__Direction__. Extract every line below, verbatim.

[start of Records supplied]

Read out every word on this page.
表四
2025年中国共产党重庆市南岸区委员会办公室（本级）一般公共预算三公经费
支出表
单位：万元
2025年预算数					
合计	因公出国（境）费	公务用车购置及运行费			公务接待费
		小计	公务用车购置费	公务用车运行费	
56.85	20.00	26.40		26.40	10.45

[end of Records supplied]

__Answer to this problem__.
Read out every word on this page.
表四
2025年中国共产党重庆市南岸区委员会办公室（本级）一般公共预算三公经费
支出表
单位：万元
2025年预算数					
合计	因公出国（境）费	公务用车购置及运行费			公务接待费
		小计	公务用车购置费	公务用车运行费	
56.85	20.00	26.40		26.40	10.45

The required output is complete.